Work to do: Find the word "认定事实" in the material below and gather every line that contains it.

◆ ◆ ◆ ◆

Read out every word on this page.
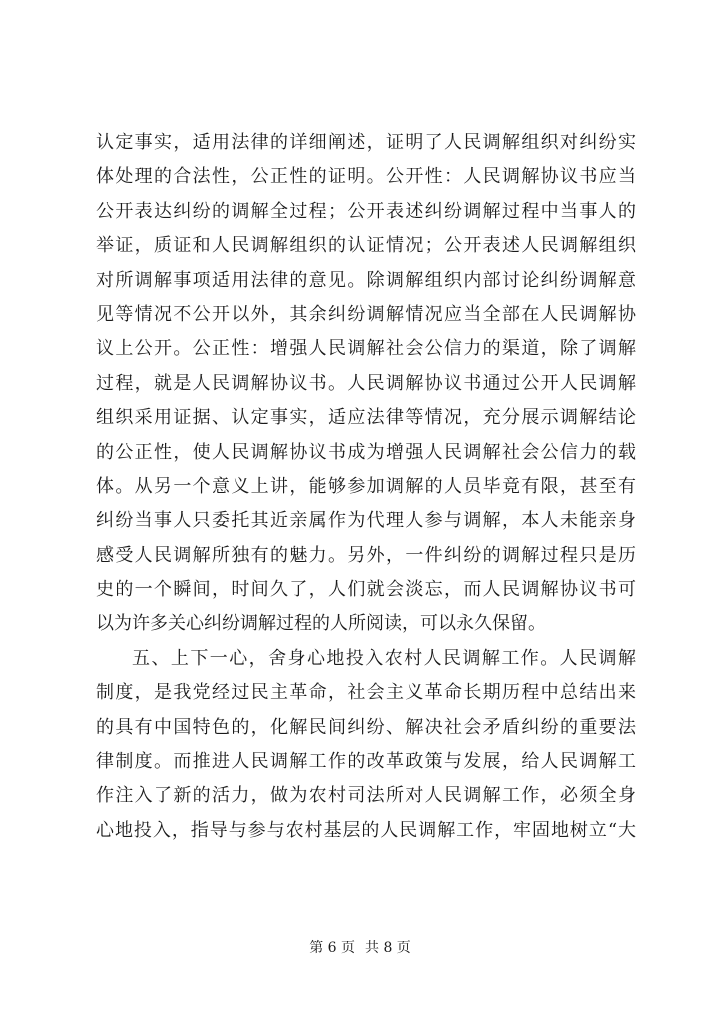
认定事实，适用法律的详细阐述，证明了人民调解组织对纠纷实
体处理的合法性，公正性的证明。公开性：人民调解协议书应当
公开表达纠纷的调解全过程；公开表述纠纷调解过程中当事人的
举证，质证和人民调解组织的认证情况；公开表述人民调解组织
对所调解事项适用法律的意见。除调解组织内部讨论纠纷调解意
见等情况不公开以外，其余纠纷调解情况应当全部在人民调解协
议上公开。公正性：增强人民调解社会公信力的渠道，除了调解
过程，就是人民调解协议书。人民调解协议书通过公开人民调解
组织采用证据、认定事实，适应法律等情况，充分展示调解结论
的公正性，使人民调解协议书成为增强人民调解社会公信力的载
体。从另一个意义上讲，能够参加调解的人员毕竟有限，甚至有
纠纷当事人只委托其近亲属作为代理人参与调解，本人未能亲身
感受人民调解所独有的魅力。另外，一件纠纷的调解过程只是历
史的一个瞬间，时间久了，人们就会淡忘，而人民调解协议书可
以为许多关心纠纷调解过程的人所阅读，可以永久保留。
五、上下一心，舍身心地投入农村人民调解工作。人民调解
制度，是我党经过民主革命，社会主义革命长期历程中总结出来
的具有中国特色的，化解民间纠纷、解决社会矛盾纠纷的重要法
律制度。而推进人民调解工作的改革政策与发展，给人民调解工
作注入了新的活力，做为农村司法所对人民调解工作，必须全身
心地投入，指导与参与农村基层的人民调解工作，牢固地树立“大
第 6 页 共 8 页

◆ ◆ ◆ ◆

Task solution:
认定事实，适用法律的详细阐述，证明了人民调解组织对纠纷实
组织采用证据、认定事实，适应法律等情况，充分展示调解结论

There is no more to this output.